- _To be done_
Give the number of lines in the entries that contain "JSON". State only the count.

── Materials provided ──

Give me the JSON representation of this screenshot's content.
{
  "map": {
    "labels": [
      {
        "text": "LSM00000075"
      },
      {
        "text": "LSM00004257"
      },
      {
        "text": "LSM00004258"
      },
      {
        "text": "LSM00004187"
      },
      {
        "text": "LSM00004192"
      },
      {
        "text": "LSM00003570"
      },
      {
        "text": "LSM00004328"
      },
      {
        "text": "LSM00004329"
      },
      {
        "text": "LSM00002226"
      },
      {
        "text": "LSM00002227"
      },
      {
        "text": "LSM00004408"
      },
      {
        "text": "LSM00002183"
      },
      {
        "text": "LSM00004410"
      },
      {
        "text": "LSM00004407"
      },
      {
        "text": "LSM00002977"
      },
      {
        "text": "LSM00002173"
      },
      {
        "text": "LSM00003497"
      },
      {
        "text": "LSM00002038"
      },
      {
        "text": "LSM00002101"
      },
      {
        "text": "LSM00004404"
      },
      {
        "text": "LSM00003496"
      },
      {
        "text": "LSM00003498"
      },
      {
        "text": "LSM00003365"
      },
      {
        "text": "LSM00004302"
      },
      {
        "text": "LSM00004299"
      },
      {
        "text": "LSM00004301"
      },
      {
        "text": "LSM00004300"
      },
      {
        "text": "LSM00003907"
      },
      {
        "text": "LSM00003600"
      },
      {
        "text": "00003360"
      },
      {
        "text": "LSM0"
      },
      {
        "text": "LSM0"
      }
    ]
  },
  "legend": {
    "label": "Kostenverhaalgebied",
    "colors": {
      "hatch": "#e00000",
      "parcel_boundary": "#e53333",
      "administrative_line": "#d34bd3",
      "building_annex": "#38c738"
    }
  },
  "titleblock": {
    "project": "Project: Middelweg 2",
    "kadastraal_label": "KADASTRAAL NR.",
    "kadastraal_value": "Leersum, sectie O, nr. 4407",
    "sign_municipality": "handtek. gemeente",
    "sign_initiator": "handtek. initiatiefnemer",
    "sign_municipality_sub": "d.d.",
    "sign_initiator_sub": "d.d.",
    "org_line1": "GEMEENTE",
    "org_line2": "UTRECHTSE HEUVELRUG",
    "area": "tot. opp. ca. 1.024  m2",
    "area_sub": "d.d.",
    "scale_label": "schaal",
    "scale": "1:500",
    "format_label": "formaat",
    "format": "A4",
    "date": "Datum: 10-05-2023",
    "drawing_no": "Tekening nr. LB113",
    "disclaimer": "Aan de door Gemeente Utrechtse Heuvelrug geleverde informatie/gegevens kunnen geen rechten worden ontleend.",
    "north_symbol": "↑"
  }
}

───
── Materials provided ──

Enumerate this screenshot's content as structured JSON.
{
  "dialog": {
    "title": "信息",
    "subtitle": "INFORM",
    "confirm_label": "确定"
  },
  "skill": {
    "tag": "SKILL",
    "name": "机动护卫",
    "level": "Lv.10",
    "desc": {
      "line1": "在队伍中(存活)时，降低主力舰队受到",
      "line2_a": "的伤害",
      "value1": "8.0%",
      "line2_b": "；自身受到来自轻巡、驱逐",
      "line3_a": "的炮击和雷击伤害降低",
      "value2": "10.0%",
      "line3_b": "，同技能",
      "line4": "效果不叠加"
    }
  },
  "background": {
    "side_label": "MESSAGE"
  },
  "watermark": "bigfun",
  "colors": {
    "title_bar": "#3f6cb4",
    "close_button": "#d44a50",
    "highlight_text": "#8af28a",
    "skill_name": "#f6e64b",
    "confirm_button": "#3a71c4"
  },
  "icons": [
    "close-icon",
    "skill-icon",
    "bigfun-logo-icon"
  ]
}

───
── Materials provided ──

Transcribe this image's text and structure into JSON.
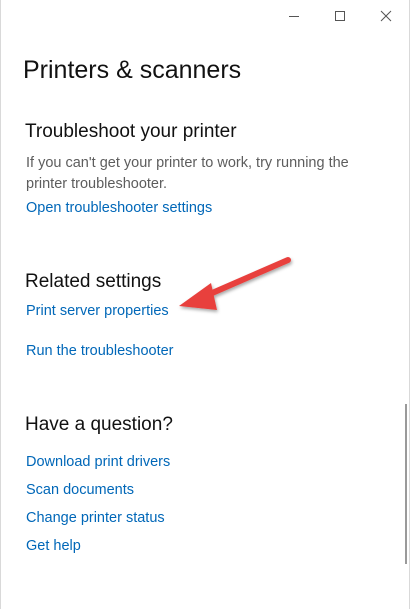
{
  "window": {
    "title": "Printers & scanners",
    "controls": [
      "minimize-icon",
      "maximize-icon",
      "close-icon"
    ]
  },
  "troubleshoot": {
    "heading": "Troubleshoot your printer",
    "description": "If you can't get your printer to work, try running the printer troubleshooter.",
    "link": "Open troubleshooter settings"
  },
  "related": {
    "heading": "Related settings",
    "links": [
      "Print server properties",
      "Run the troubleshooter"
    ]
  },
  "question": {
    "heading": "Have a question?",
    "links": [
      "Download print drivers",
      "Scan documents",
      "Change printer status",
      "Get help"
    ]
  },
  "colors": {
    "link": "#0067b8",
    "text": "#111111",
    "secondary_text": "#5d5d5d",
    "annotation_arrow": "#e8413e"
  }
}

───

- _Task response_
3